[Begin Provided data]
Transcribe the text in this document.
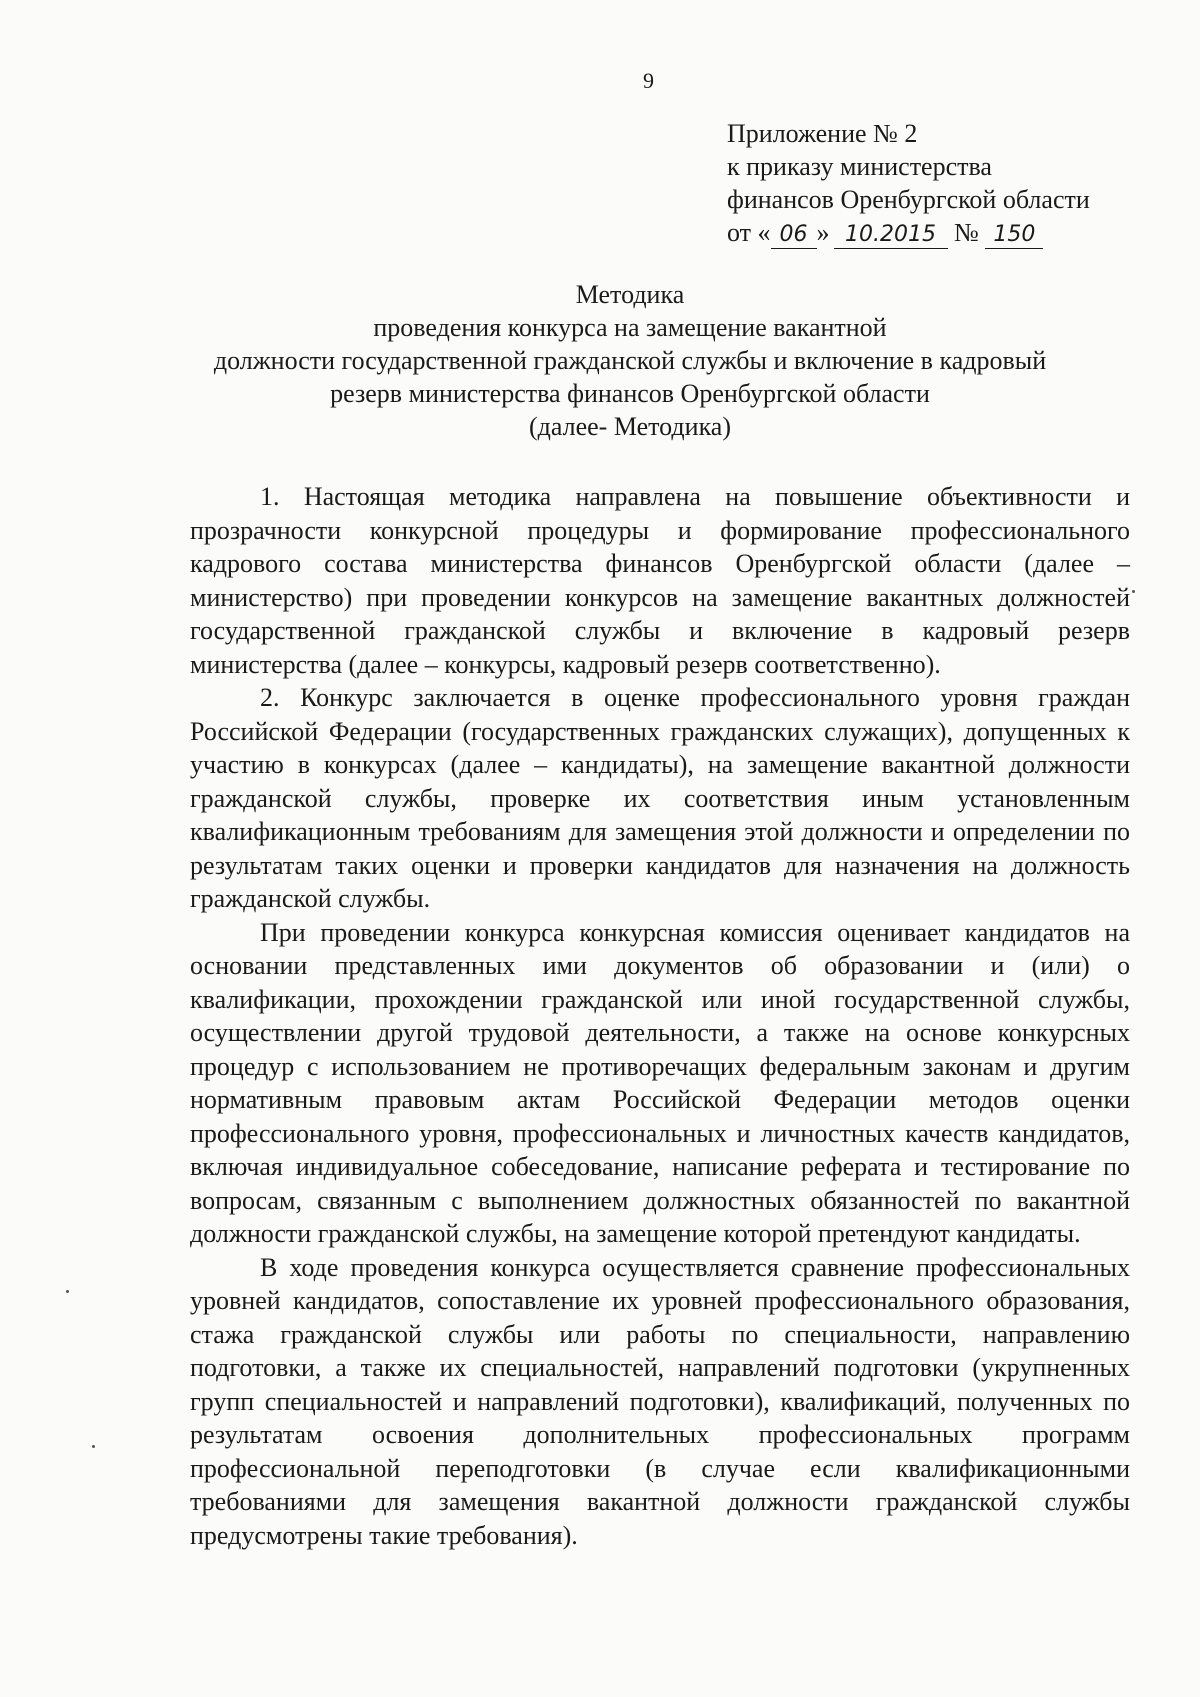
9
Приложение № 2
к приказу министерства
финансов Оренбургской области
от « 06 » 10.2015 № 150
Методика
проведения конкурса на замещение вакантной
должности государственной гражданской службы и включение в кадровый
резерв министерства финансов Оренбургской области
(далее- Методика)

1. Настоящая методика направлена на повышение объективности и прозрачности конкурсной процедуры и формирование профессионального кадрового состава министерства финансов Оренбургской области (далее – министерство) при проведении конкурсов на замещение вакантных должностей государственной гражданской службы и включение в кадровый резерв министерства (далее – конкурсы, кадровый резерв соответственно).

2. Конкурс заключается в оценке профессионального уровня граждан Российской Федерации (государственных гражданских служащих), допущенных к участию в конкурсах (далее – кандидаты), на замещение вакантной должности гражданской службы, проверке их соответствия иным установленным квалификационным требованиям для замещения этой должности и определении по результатам таких оценки и проверки кандидатов для назначения на должность гражданской службы.

При проведении конкурса конкурсная комиссия оценивает кандидатов на основании представленных ими документов об образовании и (или) о квалификации, прохождении гражданской или иной государственной службы, осуществлении другой трудовой деятельности, а также на основе конкурсных процедур с использованием не противоречащих федеральным законам и другим нормативным правовым актам Российской Федерации методов оценки профессионального уровня, профессиональных и личностных качеств кандидатов, включая индивидуальное собеседование, написание реферата и тестирование по вопросам, связанным с выполнением должностных обязанностей по вакантной должности гражданской службы, на замещение которой претендуют кандидаты.

В ходе проведения конкурса осуществляется сравнение профессиональных уровней кандидатов, сопоставление их уровней профессионального образования, стажа гражданской службы или работы по специальности, направлению подготовки, а также их специальностей, направлений подготовки (укрупненных групп специальностей и направлений подготовки), квалификаций, полученных по результатам освоения дополнительных профессиональных программ профессиональной переподготовки (в случае если квалификационными требованиями для замещения вакантной должности гражданской службы предусмотрены такие требования).
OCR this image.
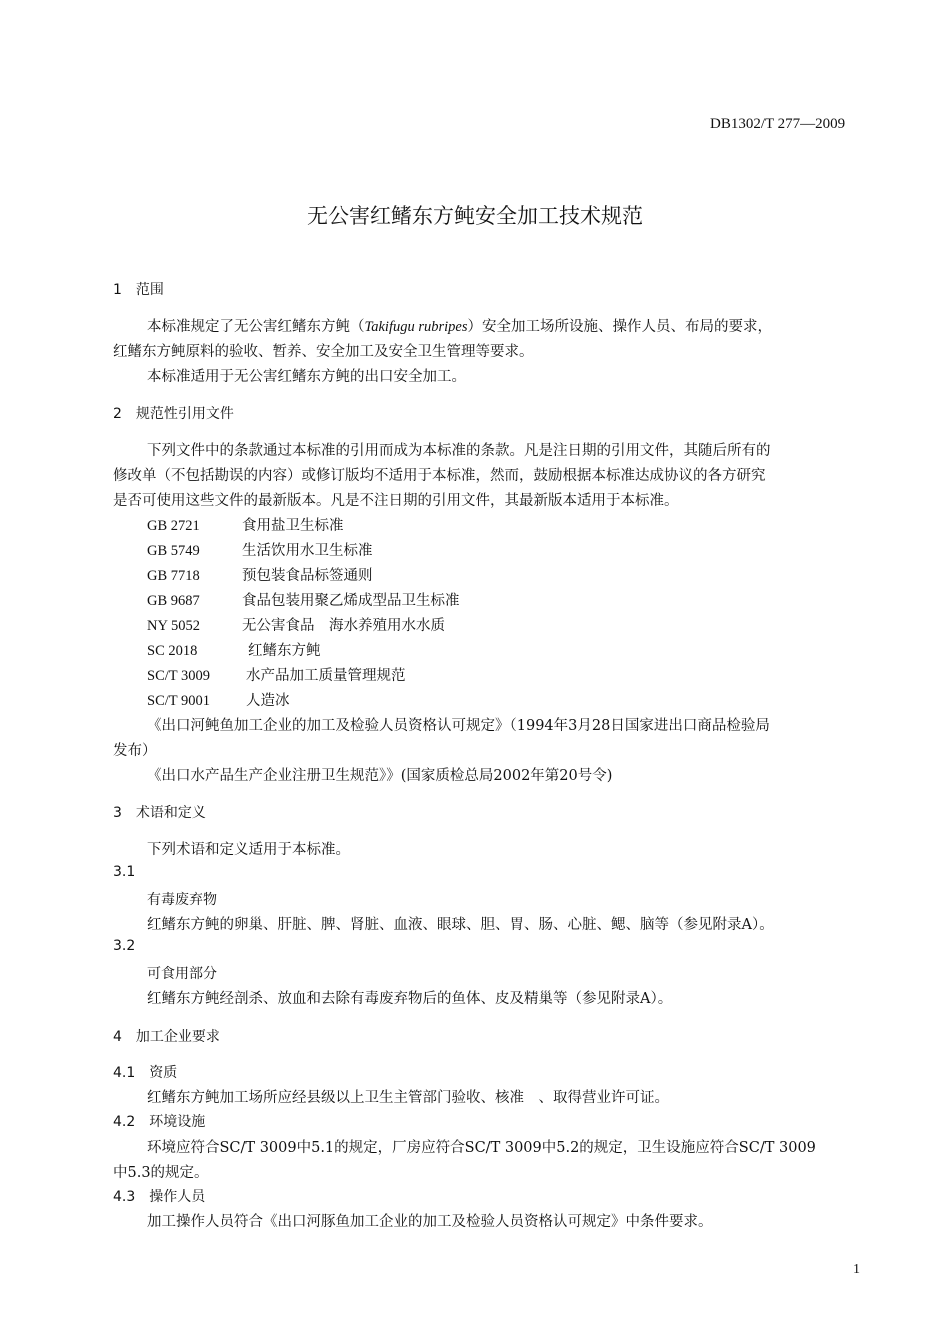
DB1302/T 277—2009
无公害红鳍东方鲀安全加工技术规范
1　范围
本标准规定了无公害红鳍东方鲀（Takifugu rubripes）安全加工场所设施、操作人员、布局的要求，
红鳍东方鲀原料的验收、暂养、安全加工及安全卫生管理等要求。
本标准适用于无公害红鳍东方鲀的出口安全加工。
2　规范性引用文件
下列文件中的条款通过本标准的引用而成为本标准的条款。凡是注日期的引用文件，其随后所有的
修改单（不包括勘误的内容）或修订版均不适用于本标准，然而，鼓励根据本标准达成协议的各方研究
是否可使用这些文件的最新版本。凡是不注日期的引用文件，其最新版本适用于本标准。
GB 2721	食用盐卫生标准
GB 5749	生活饮用水卫生标准
GB 7718	预包装食品标签通则
GB 9687	食品包装用聚乙烯成型品卫生标准
NY 5052	无公害食品　海水养殖用水水质
SC 2018	红鳍东方鲀
SC/T 3009 水产品加工质量管理规范
SC/T 9001 人造冰
《出口河鲀鱼加工企业的加工及检验人员资格认可规定》（1994年3月28日国家进出口商品检验局
发布）
《出口水产品生产企业注册卫生规范》》(国家质检总局2002年第20号令)
3　术语和定义
下列术语和定义适用于本标准。
3.1
有毒废弃物
红鳍东方鲀的卵巢、肝脏、脾、肾脏、血液、眼球、胆、胃、肠、心脏、鳃、脑等（参见附录A）。
3.2
可食用部分
红鳍东方鲀经剖杀、放血和去除有毒废弃物后的鱼体、皮及精巢等（参见附录A）。
4　加工企业要求
4.1　资质
红鳍东方鲀加工场所应经县级以上卫生主管部门验收、核准　、取得营业许可证。
4.2　环境设施
环境应符合SC/T 3009中5.1的规定，厂房应符合SC/T 3009中5.2的规定，卫生设施应符合SC/T 3009
中5.3的规定。
4.3　操作人员
加工操作人员符合《出口河豚鱼加工企业的加工及检验人员资格认可规定》中条件要求。
1
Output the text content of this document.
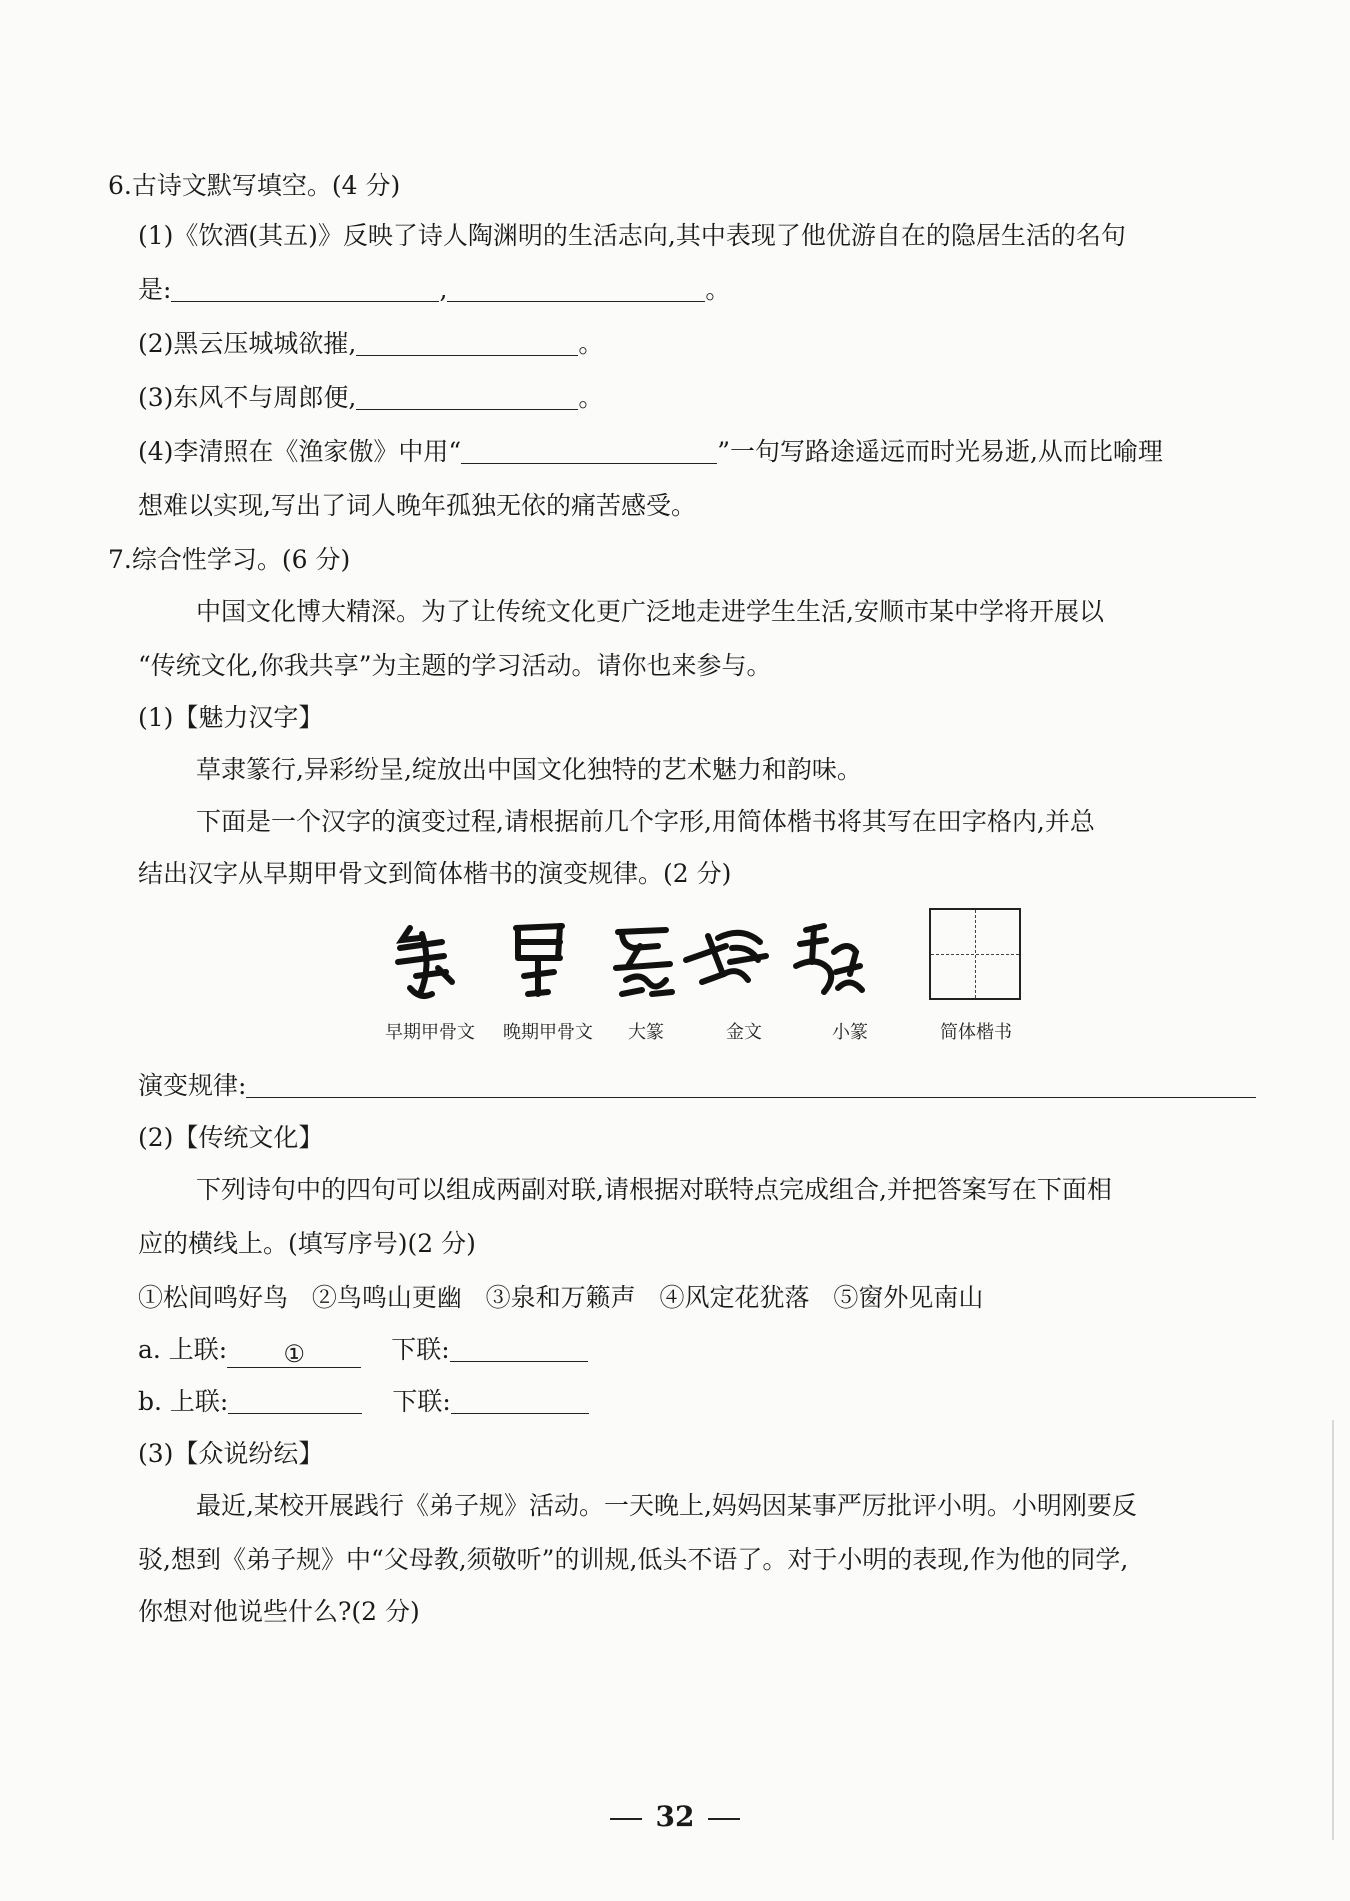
6.古诗文默写填空。(4 分)
(1)《饮酒(其五)》反映了诗人陶渊明的生活志向,其中表现了他优游自在的隐居生活的名句
是:	,	。
(2)黑云压城城欲摧,	。
(3)东风不与周郎便,	。
(4)李清照在《渔家傲》中用“	”一句写路途遥远而时光易逝,从而比喻理
想难以实现,写出了词人晚年孤独无依的痛苦感受。
7.综合性学习。(6 分)
中国文化博大精深。为了让传统文化更广泛地走进学生生活,安顺市某中学将开展以
“传统文化,你我共享”为主题的学习活动。请你也来参与。
(1)【魅力汉字】
草隶篆行,异彩纷呈,绽放出中国文化独特的艺术魅力和韵味。
下面是一个汉字的演变过程,请根据前几个字形,用简体楷书将其写在田字格内,并总
结出汉字从早期甲骨文到简体楷书的演变规律。(2 分)
早期甲骨文	晚期甲骨文	大篆	金文	小篆	简体楷书
演变规律:
(2)【传统文化】
下列诗句中的四句可以组成两副对联,请根据对联特点完成组合,并把答案写在下面相
应的横线上。(填写序号)(2 分)
①松间鸣好鸟   ②鸟鸣山更幽   ③泉和万籁声   ④风定花犹落   ⑤窗外见南山
a. 上联: ①	下联:
b. 上联:	下联:
(3)【众说纷纭】
最近,某校开展践行《弟子规》活动。一天晚上,妈妈因某事严厉批评小明。小明刚要反
驳,想到《弟子规》中“父母教,须敬听”的训规,低头不语了。对于小明的表现,作为他的同学,
你想对他说些什么?(2 分)
32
[End Provided data]
*What is asked*
Reproduce every line of the material precisely, omitting its pictures.

*Output of the task*
Transcribe the text in this document.
9
Приложение № 2
к приказу министерства
финансов Оренбургской области
от « 06 » 10.2015 № 150
Методика
проведения конкурса на замещение вакантной
должности государственной гражданской службы и включение в кадровый
резерв министерства финансов Оренбургской области
(далее- Методика)

1. Настоящая методика направлена на повышение объективности и прозрачности конкурсной процедуры и формирование профессионального кадрового состава министерства финансов Оренбургской области (далее – министерство) при проведении конкурсов на замещение вакантных должностей государственной гражданской службы и включение в кадровый резерв министерства (далее – конкурсы, кадровый резерв соответственно).

2. Конкурс заключается в оценке профессионального уровня граждан Российской Федерации (государственных гражданских служащих), допущенных к участию в конкурсах (далее – кандидаты), на замещение вакантной должности гражданской службы, проверке их соответствия иным установленным квалификационным требованиям для замещения этой должности и определении по результатам таких оценки и проверки кандидатов для назначения на должность гражданской службы.

При проведении конкурса конкурсная комиссия оценивает кандидатов на основании представленных ими документов об образовании и (или) о квалификации, прохождении гражданской или иной государственной службы, осуществлении другой трудовой деятельности, а также на основе конкурсных процедур с использованием не противоречащих федеральным законам и другим нормативным правовым актам Российской Федерации методов оценки профессионального уровня, профессиональных и личностных качеств кандидатов, включая индивидуальное собеседование, написание реферата и тестирование по вопросам, связанным с выполнением должностных обязанностей по вакантной должности гражданской службы, на замещение которой претендуют кандидаты.

В ходе проведения конкурса осуществляется сравнение профессиональных уровней кандидатов, сопоставление их уровней профессионального образования, стажа гражданской службы или работы по специальности, направлению подготовки, а также их специальностей, направлений подготовки (укрупненных групп специальностей и направлений подготовки), квалификаций, полученных по результатам освоения дополнительных профессиональных программ профессиональной переподготовки (в случае если квалификационными требованиями для замещения вакантной должности гражданской службы предусмотрены такие требования).
OCR this image.
DB1302/T 277—2009
无公害红鳍东方鲀安全加工技术规范
1　范围
本标准规定了无公害红鳍东方鲀（Takifugu rubripes）安全加工场所设施、操作人员、布局的要求，
红鳍东方鲀原料的验收、暂养、安全加工及安全卫生管理等要求。
本标准适用于无公害红鳍东方鲀的出口安全加工。
2　规范性引用文件
下列文件中的条款通过本标准的引用而成为本标准的条款。凡是注日期的引用文件，其随后所有的
修改单（不包括勘误的内容）或修订版均不适用于本标准，然而，鼓励根据本标准达成协议的各方研究
是否可使用这些文件的最新版本。凡是不注日期的引用文件，其最新版本适用于本标准。
GB 2721	食用盐卫生标准
GB 5749	生活饮用水卫生标准
GB 7718	预包装食品标签通则
GB 9687	食品包装用聚乙烯成型品卫生标准
NY 5052	无公害食品　海水养殖用水水质
SC 2018	红鳍东方鲀
SC/T 3009 水产品加工质量管理规范
SC/T 9001 人造冰
《出口河鲀鱼加工企业的加工及检验人员资格认可规定》（1994年3月28日国家进出口商品检验局
发布）
《出口水产品生产企业注册卫生规范》》(国家质检总局2002年第20号令)
3　术语和定义
下列术语和定义适用于本标准。
3.1
有毒废弃物
红鳍东方鲀的卵巢、肝脏、脾、肾脏、血液、眼球、胆、胃、肠、心脏、鳃、脑等（参见附录A）。
3.2
可食用部分
红鳍东方鲀经剖杀、放血和去除有毒废弃物后的鱼体、皮及精巢等（参见附录A）。
4　加工企业要求
4.1　资质
红鳍东方鲀加工场所应经县级以上卫生主管部门验收、核准　、取得营业许可证。
4.2　环境设施
环境应符合SC/T 3009中5.1的规定，厂房应符合SC/T 3009中5.2的规定，卫生设施应符合SC/T 3009
中5.3的规定。
4.3　操作人员
加工操作人员符合《出口河豚鱼加工企业的加工及检验人员资格认可规定》中条件要求。
1
Output the text content of this document.
6.古诗文默写填空。(4 分)
(1)《饮酒(其五)》反映了诗人陶渊明的生活志向,其中表现了他优游自在的隐居生活的名句
是:	,	。
(2)黑云压城城欲摧,	。
(3)东风不与周郎便,	。
(4)李清照在《渔家傲》中用“	”一句写路途遥远而时光易逝,从而比喻理
想难以实现,写出了词人晚年孤独无依的痛苦感受。
7.综合性学习。(6 分)
中国文化博大精深。为了让传统文化更广泛地走进学生生活,安顺市某中学将开展以
“传统文化,你我共享”为主题的学习活动。请你也来参与。
(1)【魅力汉字】
草隶篆行,异彩纷呈,绽放出中国文化独特的艺术魅力和韵味。
下面是一个汉字的演变过程,请根据前几个字形,用简体楷书将其写在田字格内,并总
结出汉字从早期甲骨文到简体楷书的演变规律。(2 分)
早期甲骨文	晚期甲骨文	大篆	金文	小篆	简体楷书
演变规律:
(2)【传统文化】
下列诗句中的四句可以组成两副对联,请根据对联特点完成组合,并把答案写在下面相
应的横线上。(填写序号)(2 分)
①松间鸣好鸟   ②鸟鸣山更幽   ③泉和万籁声   ④风定花犹落   ⑤窗外见南山
a. 上联: ①	下联:
b. 上联:	下联:
(3)【众说纷纭】
最近,某校开展践行《弟子规》活动。一天晚上,妈妈因某事严厉批评小明。小明刚要反
驳,想到《弟子规》中“父母教,须敬听”的训规,低头不语了。对于小明的表现,作为他的同学,
你想对他说些什么?(2 分)
32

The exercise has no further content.